AIM -> Extract the records below word for word and ignore the images.
** START OF SOURCE RECORDS **
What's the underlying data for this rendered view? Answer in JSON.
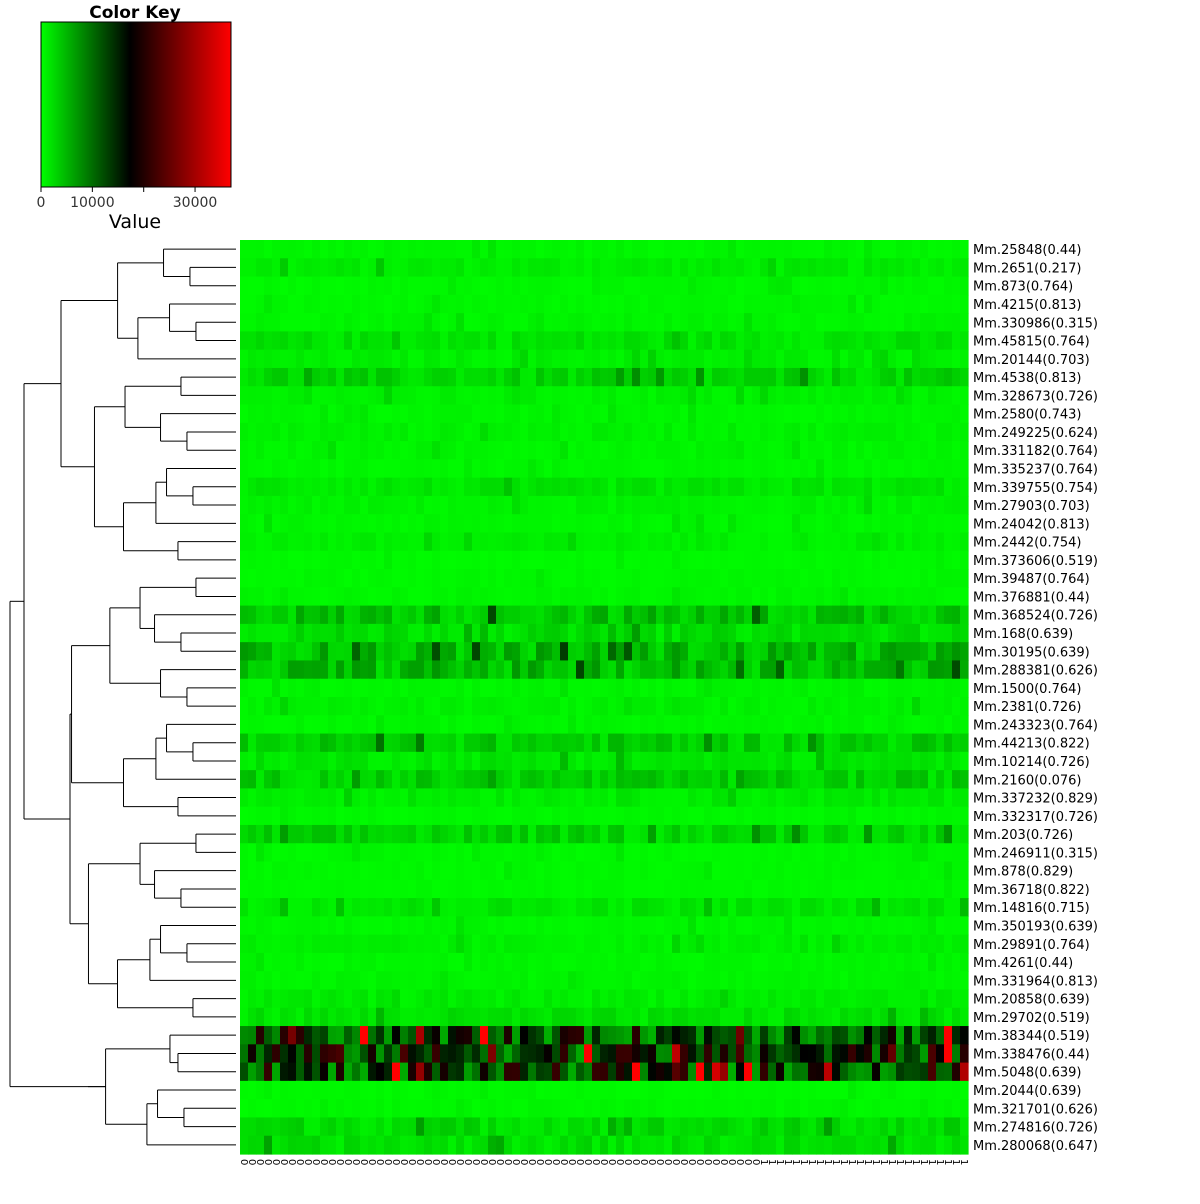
{
  "colors": {
    "low": "#00ff00",
    "mid": "#000000",
    "high": "#ff0000",
    "line": "#000000",
    "background": "#ffffff"
  },
  "color_key": {
    "title": "Color Key",
    "axis_label": "Value",
    "range": [
      0,
      37000
    ],
    "tick_values": [
      0,
      10000,
      20000,
      30000
    ],
    "tick_labels": [
      "0",
      "10000",
      "",
      "30000"
    ]
  },
  "chart_data": {
    "type": "heatmap",
    "row_labels": [
      "Mm.25848(0.44)",
      "Mm.2651(0.217)",
      "Mm.873(0.764)",
      "Mm.4215(0.813)",
      "Mm.330986(0.315)",
      "Mm.45815(0.764)",
      "Mm.20144(0.703)",
      "Mm.4538(0.813)",
      "Mm.328673(0.726)",
      "Mm.2580(0.743)",
      "Mm.249225(0.624)",
      "Mm.331182(0.764)",
      "Mm.335237(0.764)",
      "Mm.339755(0.754)",
      "Mm.27903(0.703)",
      "Mm.24042(0.813)",
      "Mm.2442(0.754)",
      "Mm.373606(0.519)",
      "Mm.39487(0.764)",
      "Mm.376881(0.44)",
      "Mm.368524(0.726)",
      "Mm.168(0.639)",
      "Mm.30195(0.639)",
      "Mm.288381(0.626)",
      "Mm.1500(0.764)",
      "Mm.2381(0.726)",
      "Mm.243323(0.764)",
      "Mm.44213(0.822)",
      "Mm.10214(0.726)",
      "Mm.2160(0.076)",
      "Mm.337232(0.829)",
      "Mm.332317(0.726)",
      "Mm.203(0.726)",
      "Mm.246911(0.315)",
      "Mm.878(0.829)",
      "Mm.36718(0.822)",
      "Mm.14816(0.715)",
      "Mm.350193(0.639)",
      "Mm.29891(0.764)",
      "Mm.4261(0.44)",
      "Mm.331964(0.813)",
      "Mm.20858(0.639)",
      "Mm.29702(0.519)",
      "Mm.38344(0.519)",
      "Mm.338476(0.44)",
      "Mm.5048(0.639)",
      "Mm.2044(0.639)",
      "Mm.321701(0.626)",
      "Mm.274816(0.726)",
      "Mm.280068(0.647)"
    ],
    "column_labels": [
      "0",
      "0",
      "0",
      "0",
      "0",
      "0",
      "0",
      "0",
      "0",
      "0",
      "0",
      "0",
      "0",
      "0",
      "0",
      "0",
      "0",
      "0",
      "0",
      "0",
      "0",
      "0",
      "0",
      "0",
      "0",
      "0",
      "0",
      "0",
      "0",
      "0",
      "0",
      "0",
      "0",
      "0",
      "0",
      "0",
      "0",
      "0",
      "0",
      "0",
      "0",
      "0",
      "0",
      "0",
      "0",
      "0",
      "0",
      "0",
      "0",
      "0",
      "0",
      "0",
      "0",
      "0",
      "0",
      "0",
      "0",
      "0",
      "0",
      "0",
      "0",
      "0",
      "0",
      "0",
      "0",
      "1",
      "1",
      "1",
      "1",
      "1",
      "1",
      "1",
      "1",
      "1",
      "1",
      "1",
      "1",
      "1",
      "1",
      "1",
      "1",
      "1",
      "1",
      "1",
      "1",
      "1",
      "1",
      "1",
      "1",
      "1",
      "1"
    ],
    "value_range": [
      0,
      37000
    ],
    "row_baselines": [
      600,
      1200,
      500,
      500,
      700,
      1800,
      1000,
      2600,
      900,
      600,
      900,
      700,
      500,
      1500,
      800,
      600,
      1000,
      400,
      500,
      600,
      4000,
      2200,
      4500,
      4500,
      700,
      900,
      600,
      3200,
      1600,
      3000,
      1300,
      500,
      2800,
      500,
      500,
      400,
      1600,
      600,
      900,
      600,
      700,
      1200,
      1800,
      13000,
      14500,
      13500,
      400,
      500,
      2400,
      2000
    ],
    "highlight_cells": [
      {
        "row": 22,
        "col": 24,
        "value": 12000
      },
      {
        "row": 22,
        "col": 48,
        "value": 11500
      },
      {
        "row": 7,
        "col": 52,
        "value": 7000
      },
      {
        "row": 43,
        "col": 88,
        "value": 37000
      },
      {
        "row": 44,
        "col": 88,
        "value": 37000
      },
      {
        "row": 43,
        "col": 62,
        "value": 26000
      },
      {
        "row": 44,
        "col": 31,
        "value": 27000
      },
      {
        "row": 45,
        "col": 54,
        "value": 24000
      },
      {
        "row": 44,
        "col": 81,
        "value": 25000
      },
      {
        "row": 45,
        "col": 86,
        "value": 23000
      },
      {
        "row": 32,
        "col": 78,
        "value": 7000
      },
      {
        "row": 32,
        "col": 88,
        "value": 7000
      }
    ],
    "dendrogram_merges": [
      [
        1,
        2
      ],
      [
        4,
        5
      ],
      [
        -2,
        3
      ],
      [
        6,
        7
      ],
      [
        -1,
        -3
      ],
      [
        -5,
        -4
      ],
      [
        9,
        10
      ],
      [
        8,
        -7
      ],
      [
        11,
        -8
      ],
      [
        12,
        13
      ],
      [
        -9,
        -10
      ],
      [
        14,
        15
      ],
      [
        16,
        -12
      ],
      [
        17,
        18
      ],
      [
        -13,
        -14
      ],
      [
        -11,
        -15
      ],
      [
        19,
        20
      ],
      [
        22,
        23
      ],
      [
        24,
        -18
      ],
      [
        -17,
        21
      ],
      [
        -19,
        -20
      ],
      [
        -16,
        -21
      ],
      [
        25,
        26
      ],
      [
        -23,
        27
      ],
      [
        29,
        30
      ],
      [
        -24,
        28
      ],
      [
        31,
        32
      ],
      [
        -25,
        -26
      ],
      [
        -22,
        -27
      ],
      [
        33,
        34
      ],
      [
        -30,
        35
      ],
      [
        37,
        38
      ],
      [
        -31,
        36
      ],
      [
        39,
        40
      ],
      [
        -32,
        -33
      ],
      [
        42,
        43
      ],
      [
        41,
        -35
      ],
      [
        -36,
        -34
      ],
      [
        -37,
        -38
      ],
      [
        44,
        45
      ],
      [
        46,
        47
      ],
      [
        49,
        50
      ],
      [
        -41,
        -42
      ],
      [
        -40,
        48
      ],
      [
        -44,
        -43
      ],
      [
        -45,
        -39
      ],
      [
        -29,
        -46
      ],
      [
        -47,
        -28
      ],
      [
        -6,
        -48
      ],
      [
        -49,
        -50
      ],
      [
        -11,
        -11
      ]
    ]
  }
}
** END OF SOURCE RECORDS **
RESPONSE TO THE EXERCISE ->
What's the underlying data for this rendered view? Answer in JSON.
{
  "colors": {
    "low": "#00ff00",
    "mid": "#000000",
    "high": "#ff0000",
    "line": "#000000",
    "background": "#ffffff"
  },
  "color_key": {
    "title": "Color Key",
    "axis_label": "Value",
    "range": [
      0,
      37000
    ],
    "tick_values": [
      0,
      10000,
      20000,
      30000
    ],
    "tick_labels": [
      "0",
      "10000",
      "",
      "30000"
    ]
  },
  "chart_data": {
    "type": "heatmap",
    "row_labels": [
      "Mm.25848(0.44)",
      "Mm.2651(0.217)",
      "Mm.873(0.764)",
      "Mm.4215(0.813)",
      "Mm.330986(0.315)",
      "Mm.45815(0.764)",
      "Mm.20144(0.703)",
      "Mm.4538(0.813)",
      "Mm.328673(0.726)",
      "Mm.2580(0.743)",
      "Mm.249225(0.624)",
      "Mm.331182(0.764)",
      "Mm.335237(0.764)",
      "Mm.339755(0.754)",
      "Mm.27903(0.703)",
      "Mm.24042(0.813)",
      "Mm.2442(0.754)",
      "Mm.373606(0.519)",
      "Mm.39487(0.764)",
      "Mm.376881(0.44)",
      "Mm.368524(0.726)",
      "Mm.168(0.639)",
      "Mm.30195(0.639)",
      "Mm.288381(0.626)",
      "Mm.1500(0.764)",
      "Mm.2381(0.726)",
      "Mm.243323(0.764)",
      "Mm.44213(0.822)",
      "Mm.10214(0.726)",
      "Mm.2160(0.076)",
      "Mm.337232(0.829)",
      "Mm.332317(0.726)",
      "Mm.203(0.726)",
      "Mm.246911(0.315)",
      "Mm.878(0.829)",
      "Mm.36718(0.822)",
      "Mm.14816(0.715)",
      "Mm.350193(0.639)",
      "Mm.29891(0.764)",
      "Mm.4261(0.44)",
      "Mm.331964(0.813)",
      "Mm.20858(0.639)",
      "Mm.29702(0.519)",
      "Mm.38344(0.519)",
      "Mm.338476(0.44)",
      "Mm.5048(0.639)",
      "Mm.2044(0.639)",
      "Mm.321701(0.626)",
      "Mm.274816(0.726)",
      "Mm.280068(0.647)"
    ],
    "column_labels": [
      "0",
      "0",
      "0",
      "0",
      "0",
      "0",
      "0",
      "0",
      "0",
      "0",
      "0",
      "0",
      "0",
      "0",
      "0",
      "0",
      "0",
      "0",
      "0",
      "0",
      "0",
      "0",
      "0",
      "0",
      "0",
      "0",
      "0",
      "0",
      "0",
      "0",
      "0",
      "0",
      "0",
      "0",
      "0",
      "0",
      "0",
      "0",
      "0",
      "0",
      "0",
      "0",
      "0",
      "0",
      "0",
      "0",
      "0",
      "0",
      "0",
      "0",
      "0",
      "0",
      "0",
      "0",
      "0",
      "0",
      "0",
      "0",
      "0",
      "0",
      "0",
      "0",
      "0",
      "0",
      "0",
      "1",
      "1",
      "1",
      "1",
      "1",
      "1",
      "1",
      "1",
      "1",
      "1",
      "1",
      "1",
      "1",
      "1",
      "1",
      "1",
      "1",
      "1",
      "1",
      "1",
      "1",
      "1",
      "1",
      "1",
      "1",
      "1"
    ],
    "value_range": [
      0,
      37000
    ],
    "row_baselines": [
      600,
      1200,
      500,
      500,
      700,
      1800,
      1000,
      2600,
      900,
      600,
      900,
      700,
      500,
      1500,
      800,
      600,
      1000,
      400,
      500,
      600,
      4000,
      2200,
      4500,
      4500,
      700,
      900,
      600,
      3200,
      1600,
      3000,
      1300,
      500,
      2800,
      500,
      500,
      400,
      1600,
      600,
      900,
      600,
      700,
      1200,
      1800,
      13000,
      14500,
      13500,
      400,
      500,
      2400,
      2000
    ],
    "highlight_cells": [
      {
        "row": 22,
        "col": 24,
        "value": 12000
      },
      {
        "row": 22,
        "col": 48,
        "value": 11500
      },
      {
        "row": 7,
        "col": 52,
        "value": 7000
      },
      {
        "row": 43,
        "col": 88,
        "value": 37000
      },
      {
        "row": 44,
        "col": 88,
        "value": 37000
      },
      {
        "row": 43,
        "col": 62,
        "value": 26000
      },
      {
        "row": 44,
        "col": 31,
        "value": 27000
      },
      {
        "row": 45,
        "col": 54,
        "value": 24000
      },
      {
        "row": 44,
        "col": 81,
        "value": 25000
      },
      {
        "row": 45,
        "col": 86,
        "value": 23000
      },
      {
        "row": 32,
        "col": 78,
        "value": 7000
      },
      {
        "row": 32,
        "col": 88,
        "value": 7000
      }
    ],
    "dendrogram_merges": [
      [
        1,
        2
      ],
      [
        4,
        5
      ],
      [
        -2,
        3
      ],
      [
        6,
        7
      ],
      [
        -1,
        -3
      ],
      [
        -5,
        -4
      ],
      [
        9,
        10
      ],
      [
        8,
        -7
      ],
      [
        11,
        -8
      ],
      [
        12,
        13
      ],
      [
        -9,
        -10
      ],
      [
        14,
        15
      ],
      [
        16,
        -12
      ],
      [
        17,
        18
      ],
      [
        -13,
        -14
      ],
      [
        -11,
        -15
      ],
      [
        19,
        20
      ],
      [
        22,
        23
      ],
      [
        24,
        -18
      ],
      [
        -17,
        21
      ],
      [
        -19,
        -20
      ],
      [
        -16,
        -21
      ],
      [
        25,
        26
      ],
      [
        -23,
        27
      ],
      [
        29,
        30
      ],
      [
        -24,
        28
      ],
      [
        31,
        32
      ],
      [
        -25,
        -26
      ],
      [
        -22,
        -27
      ],
      [
        33,
        34
      ],
      [
        -30,
        35
      ],
      [
        37,
        38
      ],
      [
        -31,
        36
      ],
      [
        39,
        40
      ],
      [
        -32,
        -33
      ],
      [
        42,
        43
      ],
      [
        41,
        -35
      ],
      [
        -36,
        -34
      ],
      [
        -37,
        -38
      ],
      [
        44,
        45
      ],
      [
        46,
        47
      ],
      [
        49,
        50
      ],
      [
        -41,
        -42
      ],
      [
        -40,
        48
      ],
      [
        -44,
        -43
      ],
      [
        -45,
        -39
      ],
      [
        -29,
        -46
      ],
      [
        -47,
        -28
      ],
      [
        -6,
        -48
      ],
      [
        -49,
        -50
      ],
      [
        -11,
        -11
      ]
    ]
  }
}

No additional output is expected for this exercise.